---- Record excerpts

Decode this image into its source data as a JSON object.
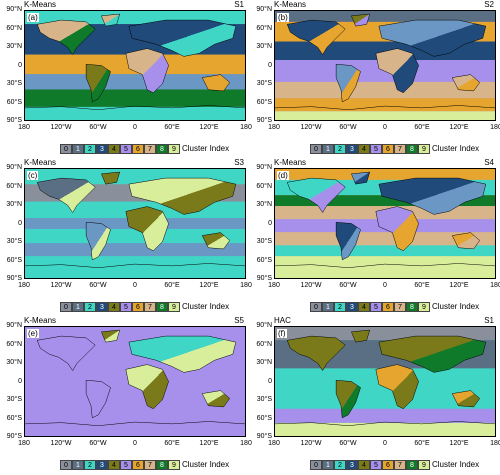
{
  "cluster_colors": [
    "#8a8f9c",
    "#5a6f84",
    "#3fd6c6",
    "#1f4a7a",
    "#7a7a1a",
    "#a690ec",
    "#e5a52e",
    "#d8b48a",
    "#0f7b2a",
    "#d8ee9a"
  ],
  "colorbar": {
    "labels": [
      "0",
      "1",
      "2",
      "3",
      "4",
      "5",
      "6",
      "7",
      "8",
      "9"
    ],
    "title": "Cluster Index"
  },
  "y_ticks": [
    "90°N",
    "60°N",
    "30°N",
    "0",
    "30°S",
    "60°S",
    "90°S"
  ],
  "x_ticks": [
    "180",
    "120°W",
    "60°W",
    "0",
    "60°E",
    "120°E",
    "180"
  ],
  "panels": [
    {
      "method": "K-Means",
      "scenario": "S1",
      "letter": "(a)",
      "bg": "#6a97c4",
      "bands": [
        [
          0,
          "#3fd6c6"
        ],
        [
          12,
          "#1f4a7a"
        ],
        [
          40,
          "#e5a52e"
        ],
        [
          58,
          "#6a97c4"
        ],
        [
          72,
          "#0f7b2a"
        ],
        [
          88,
          "#3fd6c6"
        ]
      ],
      "land": [
        [
          "#d8b48a",
          "#0f7b2a"
        ],
        [
          "#7a7a1a",
          "#0f7b2a"
        ],
        [
          "#d8b48a",
          "#a690ec"
        ],
        [
          "#1f4a7a",
          "#3fd6c6"
        ],
        [
          "#e5a52e",
          "#e5a52e"
        ],
        [
          "#d8b48a",
          "#3fd6c6"
        ]
      ]
    },
    {
      "method": "K-Means",
      "scenario": "S2",
      "letter": "(b)",
      "bg": "#a690ec",
      "bands": [
        [
          0,
          "#5a6f84"
        ],
        [
          10,
          "#e5a52e"
        ],
        [
          28,
          "#1f4a7a"
        ],
        [
          45,
          "#a690ec"
        ],
        [
          65,
          "#d8b48a"
        ],
        [
          80,
          "#e5a52e"
        ],
        [
          92,
          "#d8ee9a"
        ]
      ],
      "land": [
        [
          "#1f4a7a",
          "#e5a52e"
        ],
        [
          "#6a97c4",
          "#e5a52e"
        ],
        [
          "#d8b48a",
          "#1f4a7a"
        ],
        [
          "#6a97c4",
          "#1f4a7a"
        ],
        [
          "#d8b48a",
          "#e5a52e"
        ],
        [
          "#7a7a1a",
          "#a690ec"
        ]
      ]
    },
    {
      "method": "K-Means",
      "scenario": "S3",
      "letter": "(c)",
      "bg": "#3fd6c6",
      "bands": [
        [
          0,
          "#3fd6c6"
        ],
        [
          14,
          "#8a8f9c"
        ],
        [
          30,
          "#3fd6c6"
        ],
        [
          45,
          "#6a97c4"
        ],
        [
          55,
          "#3fd6c6"
        ],
        [
          68,
          "#6a97c4"
        ],
        [
          80,
          "#3fd6c6"
        ],
        [
          92,
          "#3fd6c6"
        ]
      ],
      "land": [
        [
          "#5a6f84",
          "#d8ee9a"
        ],
        [
          "#6a97c4",
          "#d8ee9a"
        ],
        [
          "#7a7a1a",
          "#d8ee9a"
        ],
        [
          "#d8ee9a",
          "#7a7a1a"
        ],
        [
          "#7a7a1a",
          "#d8ee9a"
        ],
        [
          "#7a7a1a",
          "#7a7a1a"
        ]
      ]
    },
    {
      "method": "K-Means",
      "scenario": "S4",
      "letter": "(d)",
      "bg": "#d8b48a",
      "bands": [
        [
          0,
          "#e5a52e"
        ],
        [
          10,
          "#3fd6c6"
        ],
        [
          24,
          "#0f7b2a"
        ],
        [
          34,
          "#d8b48a"
        ],
        [
          46,
          "#a690ec"
        ],
        [
          58,
          "#d8b48a"
        ],
        [
          70,
          "#3fd6c6"
        ],
        [
          80,
          "#d8ee9a"
        ]
      ],
      "land": [
        [
          "#3fd6c6",
          "#a690ec"
        ],
        [
          "#1f4a7a",
          "#6a97c4"
        ],
        [
          "#a690ec",
          "#e5a52e"
        ],
        [
          "#1f4a7a",
          "#6a97c4"
        ],
        [
          "#e5a52e",
          "#d8b48a"
        ],
        [
          "#6a97c4",
          "#1f4a7a"
        ]
      ]
    },
    {
      "method": "K-Means",
      "scenario": "S5",
      "letter": "(e)",
      "bg": "#a690ec",
      "bands": [
        [
          0,
          "#a690ec"
        ],
        [
          100,
          "#a690ec"
        ]
      ],
      "land": [
        [
          "#a690ec",
          "#a690ec"
        ],
        [
          "#a690ec",
          "#a690ec"
        ],
        [
          "#d8ee9a",
          "#7a7a1a"
        ],
        [
          "#3fd6c6",
          "#d8ee9a"
        ],
        [
          "#d8ee9a",
          "#7a7a1a"
        ],
        [
          "#7a7a1a",
          "#d8ee9a"
        ]
      ]
    },
    {
      "method": "HAC",
      "scenario": "S1",
      "letter": "(f)",
      "bg": "#3fd6c6",
      "bands": [
        [
          0,
          "#8a8f9c"
        ],
        [
          12,
          "#5a6f84"
        ],
        [
          38,
          "#3fd6c6"
        ],
        [
          75,
          "#a690ec"
        ],
        [
          88,
          "#d8ee9a"
        ]
      ],
      "land": [
        [
          "#7a7a1a",
          "#7a7a1a"
        ],
        [
          "#7a7a1a",
          "#0f7b2a"
        ],
        [
          "#e5a52e",
          "#7a7a1a"
        ],
        [
          "#7a7a1a",
          "#0f7b2a"
        ],
        [
          "#e5a52e",
          "#7a7a1a"
        ],
        [
          "#7a7a1a",
          "#7a7a1a"
        ]
      ]
    }
  ]
}
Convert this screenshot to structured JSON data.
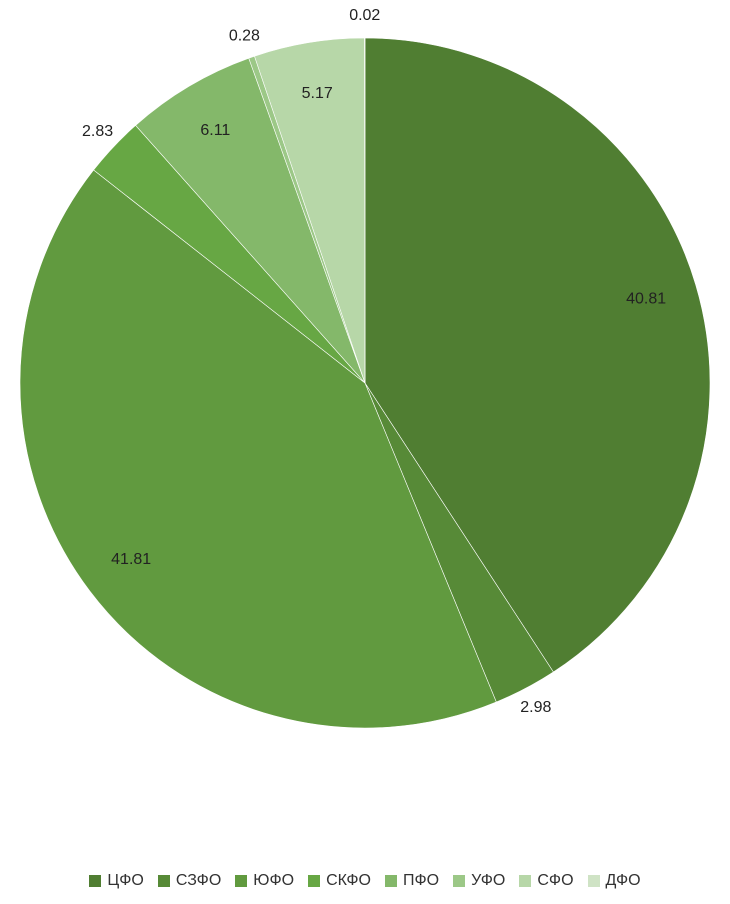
{
  "chart_data": {
    "type": "pie",
    "categories": [
      "ЦФО",
      "СЗФО",
      "ЮФО",
      "СКФО",
      "ПФО",
      "УФО",
      "СФО",
      "ДФО"
    ],
    "values": [
      40.81,
      2.98,
      41.81,
      2.83,
      6.11,
      0.28,
      5.17,
      0.02
    ],
    "colors": [
      "#507e32",
      "#578a37",
      "#619a3f",
      "#67a744",
      "#84b86a",
      "#9cc887",
      "#b7d7a8",
      "#cfe3c5"
    ],
    "legend": "bottom"
  }
}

--------

Task details: Check each line of the entries above for the word "this". List the ones that have it.

Task output:
Decode this image into its source data as a JSON object.
Convert this screenshot to structured JSON data.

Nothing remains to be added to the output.